** Available records follows **
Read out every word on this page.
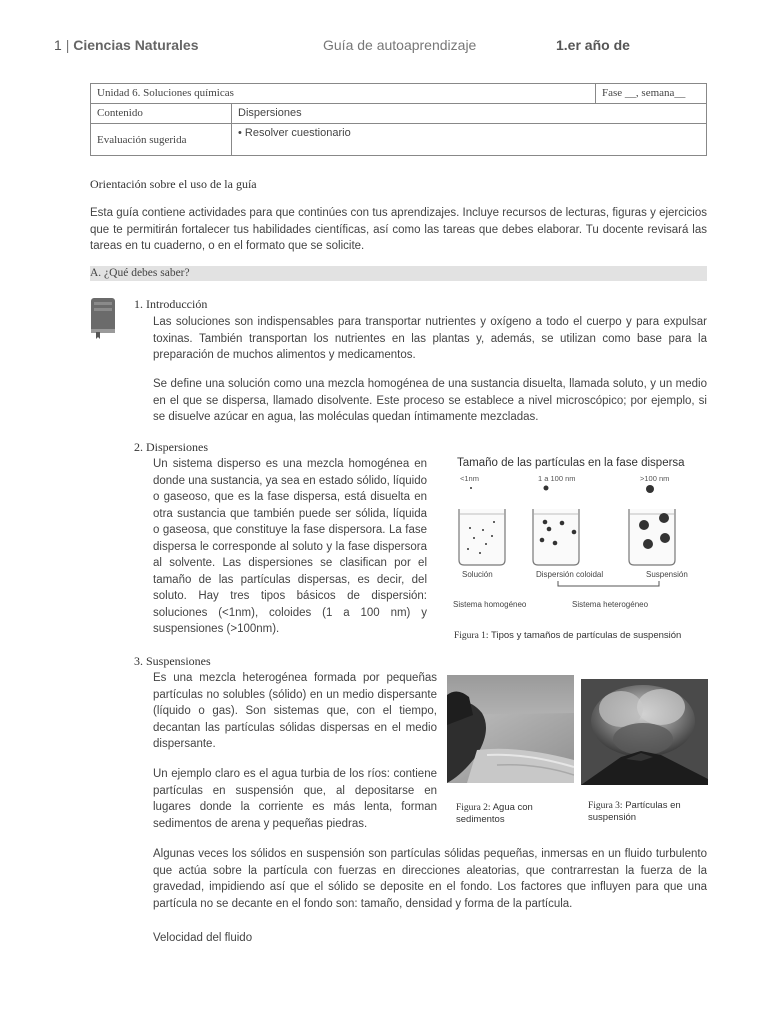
1 | Ciencias Naturales	Guía de autoaprendizaje	1.er año de
Unidad 6. Soluciones químicas		Fase __, semana__
Contenido	Dispersiones	
Evaluación sugerida	• Resolver cuestionario	
Orientación sobre el uso de la guía
Esta guía contiene actividades para que continúes con tus aprendizajes. Incluye recursos de lecturas, figuras y ejercicios que te permitirán fortalecer tus habilidades científicas, así como las tareas que debes elaborar. Tu docente revisará las tareas en tu cuaderno, o en el formato que se solicite.
A. ¿Qué debes saber?
1. Introducción
Las soluciones son indispensables para transportar nutrientes y oxígeno a todo el cuerpo y para expulsar toxinas. También transportan los nutrientes en las plantas y, además, se utilizan como base para la preparación de muchos alimentos y medicamentos.
Se define una solución como una mezcla homogénea de una sustancia disuelta, llamada soluto, y un medio en el que se dispersa, llamado disolvente. Este proceso se establece a nivel microscópico; por ejemplo, si se disuelve azúcar en agua, las moléculas quedan íntimamente mezcladas.
2. Dispersiones
Un sistema disperso es una mezcla homogénea en donde una sustancia, ya sea en estado sólido, líquido o gaseoso, que es la fase dispersa, está disuelta en otra sustancia que también puede ser sólida, líquida o gaseosa, que constituye la fase dispersora. La fase dispersa le corresponde al soluto y la fase dispersora al solvente. Las dispersiones se clasifican por el tamaño de las partículas dispersas, es decir, del soluto. Hay tres tipos básicos de dispersión: soluciones (<1nm), coloides (1 a 100 nm) y suspensiones (>100nm).
Tamaño de las partículas en la fase dispersa
<1nm	1 a 100 nm	>100 nm
Solución	Dispersión coloidal	Suspensión
Sistema homogéneo	Sistema heterogéneo
Figura 1: Tipos y tamaños de partículas de suspensión
3. Suspensiones
Es una mezcla heterogénea formada por pequeñas partículas no solubles (sólido) en un medio dispersante (líquido o gas). Son sistemas que, con el tiempo, decantan las partículas sólidas dispersas en el medio dispersante.
Un ejemplo claro es el agua turbia de los ríos: contiene partículas en suspensión que, al depositarse en lugares donde la corriente es más lenta, forman sedimentos de arena y pequeñas piedras.
Figura 2: Agua con sedimentos
Figura 3: Partículas en suspensión
Algunas veces los sólidos en suspensión son partículas sólidas pequeñas, inmersas en un fluido turbulento que actúa sobre la partícula con fuerzas en direcciones aleatorias, que contrarrestan la fuerza de la gravedad, impidiendo así que el sólido se deposite en el fondo. Los factores que influyen para que una partícula no se decante en el fondo son: tamaño, densidad y forma de la partícula.
Velocidad del fluido
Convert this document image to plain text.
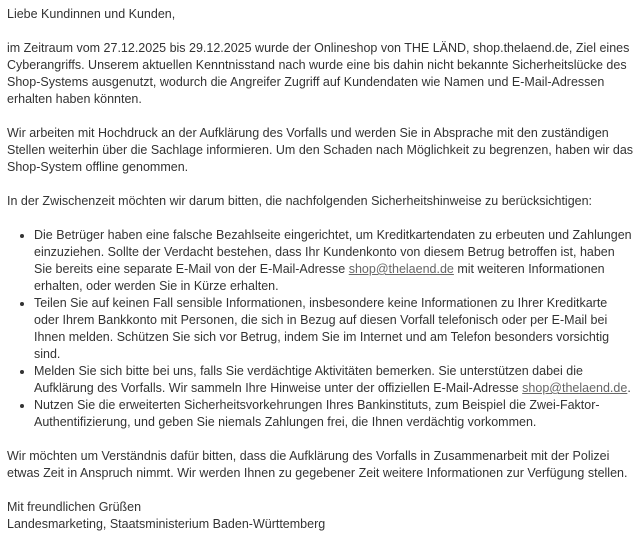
Liebe Kundinnen und Kunden,

im Zeitraum vom 27.12.2025 bis 29.12.2025 wurde der Onlineshop von THE LÄND, shop.thelaend.de, Ziel eines Cyberangriffs. Unserem aktuellen Kenntnisstand nach wurde eine bis dahin nicht bekannte Sicherheitslücke des Shop-Systems ausgenutzt, wodurch die Angreifer Zugriff auf Kundendaten wie Namen und E-Mail-Adressen erhalten haben könnten.

Wir arbeiten mit Hochdruck an der Aufklärung des Vorfalls und werden Sie in Absprache mit den zuständigen Stellen weiterhin über die Sachlage informieren. Um den Schaden nach Möglichkeit zu begrenzen, haben wir das Shop-System offline genommen.

In der Zwischenzeit möchten wir darum bitten, die nachfolgenden Sicherheitshinweise zu berücksichtigen:

• Die Betrüger haben eine falsche Bezahlseite eingerichtet, um Kreditkartendaten zu erbeuten und Zahlungen einzuziehen. Sollte der Verdacht bestehen, dass Ihr Kundenkonto von diesem Betrug betroffen ist, haben Sie bereits eine separate E-Mail von der E-Mail-Adresse shop@thelaend.de mit weiteren Informationen erhalten, oder werden Sie in Kürze erhalten.
• Teilen Sie auf keinen Fall sensible Informationen, insbesondere keine Informationen zu Ihrer Kreditkarte oder Ihrem Bankkonto mit Personen, die sich in Bezug auf diesen Vorfall telefonisch oder per E-Mail bei Ihnen melden. Schützen Sie sich vor Betrug, indem Sie im Internet und am Telefon besonders vorsichtig sind.
• Melden Sie sich bitte bei uns, falls Sie verdächtige Aktivitäten bemerken. Sie unterstützen dabei die Aufklärung des Vorfalls. Wir sammeln Ihre Hinweise unter der offiziellen E-Mail-Adresse shop@thelaend.de.
• Nutzen Sie die erweiterten Sicherheitsvorkehrungen Ihres Bankinstituts, zum Beispiel die Zwei-Faktor-Authentifizierung, und geben Sie niemals Zahlungen frei, die Ihnen verdächtig vorkommen.

Wir möchten um Verständnis dafür bitten, dass die Aufklärung des Vorfalls in Zusammenarbeit mit der Polizei etwas Zeit in Anspruch nimmt. Wir werden Ihnen zu gegebener Zeit weitere Informationen zur Verfügung stellen.

Mit freundlichen Grüßen

Landesmarketing, Staatsministerium Baden-Württemberg
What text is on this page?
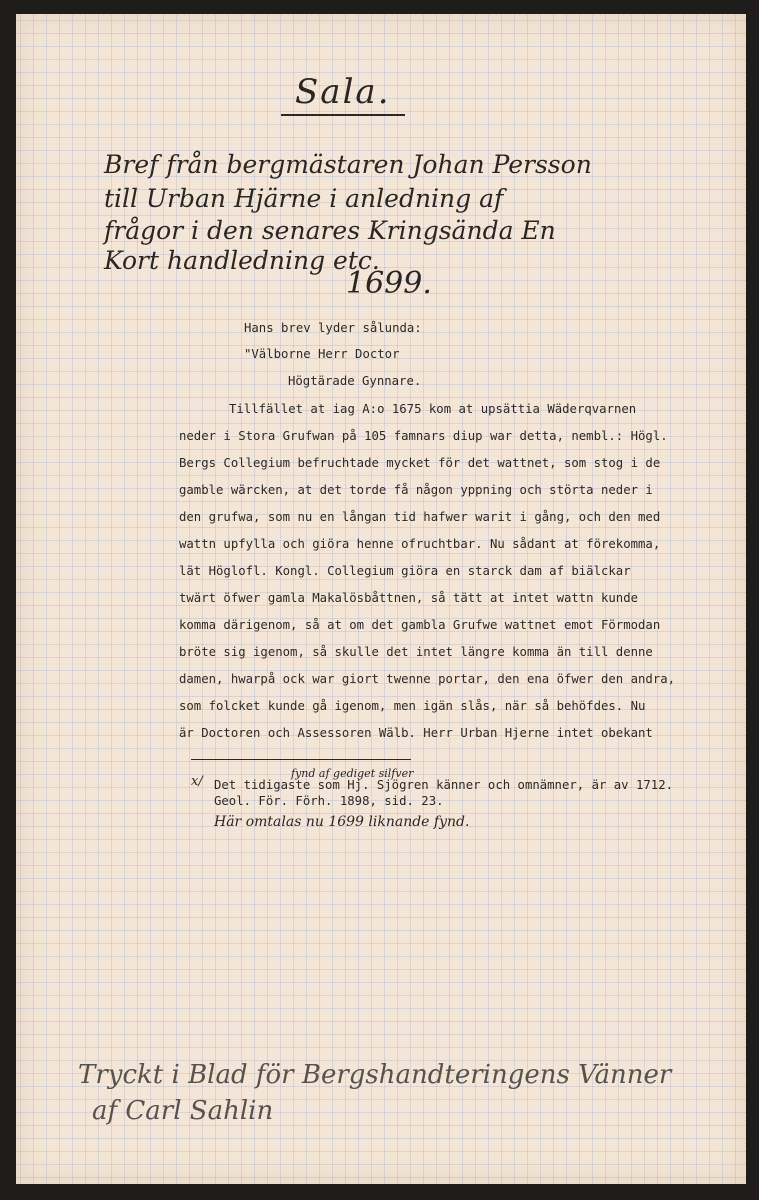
Sala.
Bref från bergmästaren Johan Persson
till Urban Hjärne i anledning af
frågor i den senares Kringsända En
Kort handledning etc.
1699.
Hans brev lyder sålunda:
"Välborne Herr Doctor
Högtärade Gynnare.
Tillfället at iag A:o 1675 kom at upsättia Wäderqvarnen
neder i Stora Grufwan på 105 famnars diup war detta, nembl.: Högl.
Bergs Collegium befruchtade mycket för det wattnet, som stog i de
gamble wärcken, at det torde få någon yppning och störta neder i
den grufwa, som nu en långan tid hafwer warit i gång, och den med
wattn upfylla och giöra henne ofruchtbar. Nu sådant at förekomma,
lät Höglofl. Kongl. Collegium giöra en starck dam af biälckar
twärt öfwer gamla Makalösbåttnen, så tätt at intet wattn kunde
komma därigenom, så at om det gambla Grufwe wattnet emot Förmodan
bröte sig igenom, så skulle det intet längre komma än till denne
damen, hwarpå ock war giort twenne portar, den ena öfwer den andra,
som folcket kunde gå igenom, men igän slås, när så behöfdes. Nu
är Doctoren och Assessoren Wälb. Herr Urban Hjerne intet obekant
x/
fynd af gediget silfver
Det tidigaste som Hj. Sjögren känner och omnämner, är av 1712.
Geol. För. Förh. 1898, sid. 23.
Här omtalas nu 1699 liknande fynd.
Tryckt i Blad för Bergshandteringens Vänner
af Carl Sahlin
** End of Available records **
__What the exercise asks__: Leaving the pictures out, set down all of the data again exactly.

__Answer section__:
Read out every word on this page.
1 | Ciencias Naturales	Guía de autoaprendizaje	1.er año de
Unidad 6. Soluciones químicas		Fase __, semana__
Contenido	Dispersiones	
Evaluación sugerida	• Resolver cuestionario	
Orientación sobre el uso de la guía
Esta guía contiene actividades para que continúes con tus aprendizajes. Incluye recursos de lecturas, figuras y ejercicios que te permitirán fortalecer tus habilidades científicas, así como las tareas que debes elaborar. Tu docente revisará las tareas en tu cuaderno, o en el formato que se solicite.
A. ¿Qué debes saber?
1. Introducción
Las soluciones son indispensables para transportar nutrientes y oxígeno a todo el cuerpo y para expulsar toxinas. También transportan los nutrientes en las plantas y, además, se utilizan como base para la preparación de muchos alimentos y medicamentos.
Se define una solución como una mezcla homogénea de una sustancia disuelta, llamada soluto, y un medio en el que se dispersa, llamado disolvente. Este proceso se establece a nivel microscópico; por ejemplo, si se disuelve azúcar en agua, las moléculas quedan íntimamente mezcladas.
2. Dispersiones
Un sistema disperso es una mezcla homogénea en donde una sustancia, ya sea en estado sólido, líquido o gaseoso, que es la fase dispersa, está disuelta en otra sustancia que también puede ser sólida, líquida o gaseosa, que constituye la fase dispersora. La fase dispersa le corresponde al soluto y la fase dispersora al solvente. Las dispersiones se clasifican por el tamaño de las partículas dispersas, es decir, del soluto. Hay tres tipos básicos de dispersión: soluciones (<1nm), coloides (1 a 100 nm) y suspensiones (>100nm).
Tamaño de las partículas en la fase dispersa
<1nm	1 a 100 nm	>100 nm
Solución	Dispersión coloidal	Suspensión
Sistema homogéneo	Sistema heterogéneo
Figura 1: Tipos y tamaños de partículas de suspensión
3. Suspensiones
Es una mezcla heterogénea formada por pequeñas partículas no solubles (sólido) en un medio dispersante (líquido o gas). Son sistemas que, con el tiempo, decantan las partículas sólidas dispersas en el medio dispersante.
Un ejemplo claro es el agua turbia de los ríos: contiene partículas en suspensión que, al depositarse en lugares donde la corriente es más lenta, forman sedimentos de arena y pequeñas piedras.
Figura 2: Agua con sedimentos
Figura 3: Partículas en suspensión
Algunas veces los sólidos en suspensión son partículas sólidas pequeñas, inmersas en un fluido turbulento que actúa sobre la partícula con fuerzas en direcciones aleatorias, que contrarrestan la fuerza de la gravedad, impidiendo así que el sólido se deposite en el fondo. Los factores que influyen para que una partícula no se decante en el fondo son: tamaño, densidad y forma de la partícula.
Velocidad del fluido
Convert this document image to plain text.
Liebe Kundinnen und Kunden,

im Zeitraum vom 27.12.2025 bis 29.12.2025 wurde der Onlineshop von THE LÄND, shop.thelaend.de, Ziel eines Cyberangriffs. Unserem aktuellen Kenntnisstand nach wurde eine bis dahin nicht bekannte Sicherheitslücke des Shop-Systems ausgenutzt, wodurch die Angreifer Zugriff auf Kundendaten wie Namen und E-Mail-Adressen erhalten haben könnten.

Wir arbeiten mit Hochdruck an der Aufklärung des Vorfalls und werden Sie in Absprache mit den zuständigen Stellen weiterhin über die Sachlage informieren. Um den Schaden nach Möglichkeit zu begrenzen, haben wir das Shop-System offline genommen.

In der Zwischenzeit möchten wir darum bitten, die nachfolgenden Sicherheitshinweise zu berücksichtigen:

• Die Betrüger haben eine falsche Bezahlseite eingerichtet, um Kreditkartendaten zu erbeuten und Zahlungen einzuziehen. Sollte der Verdacht bestehen, dass Ihr Kundenkonto von diesem Betrug betroffen ist, haben Sie bereits eine separate E-Mail von der E-Mail-Adresse shop@thelaend.de mit weiteren Informationen erhalten, oder werden Sie in Kürze erhalten.
• Teilen Sie auf keinen Fall sensible Informationen, insbesondere keine Informationen zu Ihrer Kreditkarte oder Ihrem Bankkonto mit Personen, die sich in Bezug auf diesen Vorfall telefonisch oder per E-Mail bei Ihnen melden. Schützen Sie sich vor Betrug, indem Sie im Internet und am Telefon besonders vorsichtig sind.
• Melden Sie sich bitte bei uns, falls Sie verdächtige Aktivitäten bemerken. Sie unterstützen dabei die Aufklärung des Vorfalls. Wir sammeln Ihre Hinweise unter der offiziellen E-Mail-Adresse shop@thelaend.de.
• Nutzen Sie die erweiterten Sicherheitsvorkehrungen Ihres Bankinstituts, zum Beispiel die Zwei-Faktor-Authentifizierung, und geben Sie niemals Zahlungen frei, die Ihnen verdächtig vorkommen.

Wir möchten um Verständnis dafür bitten, dass die Aufklärung des Vorfalls in Zusammenarbeit mit der Polizei etwas Zeit in Anspruch nimmt. Wir werden Ihnen zu gegebener Zeit weitere Informationen zur Verfügung stellen.

Mit freundlichen Grüßen

Landesmarketing, Staatsministerium Baden-Württemberg
What text is on this page?
Sala.
Bref från bergmästaren Johan Persson
till Urban Hjärne i anledning af
frågor i den senares Kringsända En
Kort handledning etc.
1699.
Hans brev lyder sålunda:
"Välborne Herr Doctor
Högtärade Gynnare.
Tillfället at iag A:o 1675 kom at upsättia Wäderqvarnen
neder i Stora Grufwan på 105 famnars diup war detta, nembl.: Högl.
Bergs Collegium befruchtade mycket för det wattnet, som stog i de
gamble wärcken, at det torde få någon yppning och störta neder i
den grufwa, som nu en långan tid hafwer warit i gång, och den med
wattn upfylla och giöra henne ofruchtbar. Nu sådant at förekomma,
lät Höglofl. Kongl. Collegium giöra en starck dam af biälckar
twärt öfwer gamla Makalösbåttnen, så tätt at intet wattn kunde
komma därigenom, så at om det gambla Grufwe wattnet emot Förmodan
bröte sig igenom, så skulle det intet längre komma än till denne
damen, hwarpå ock war giort twenne portar, den ena öfwer den andra,
som folcket kunde gå igenom, men igän slås, när så behöfdes. Nu
är Doctoren och Assessoren Wälb. Herr Urban Hjerne intet obekant
x/
fynd af gediget silfver
Det tidigaste som Hj. Sjögren känner och omnämner, är av 1712.
Geol. För. Förh. 1898, sid. 23.
Här omtalas nu 1699 liknande fynd.
Tryckt i Blad för Bergshandteringens Vänner
af Carl Sahlin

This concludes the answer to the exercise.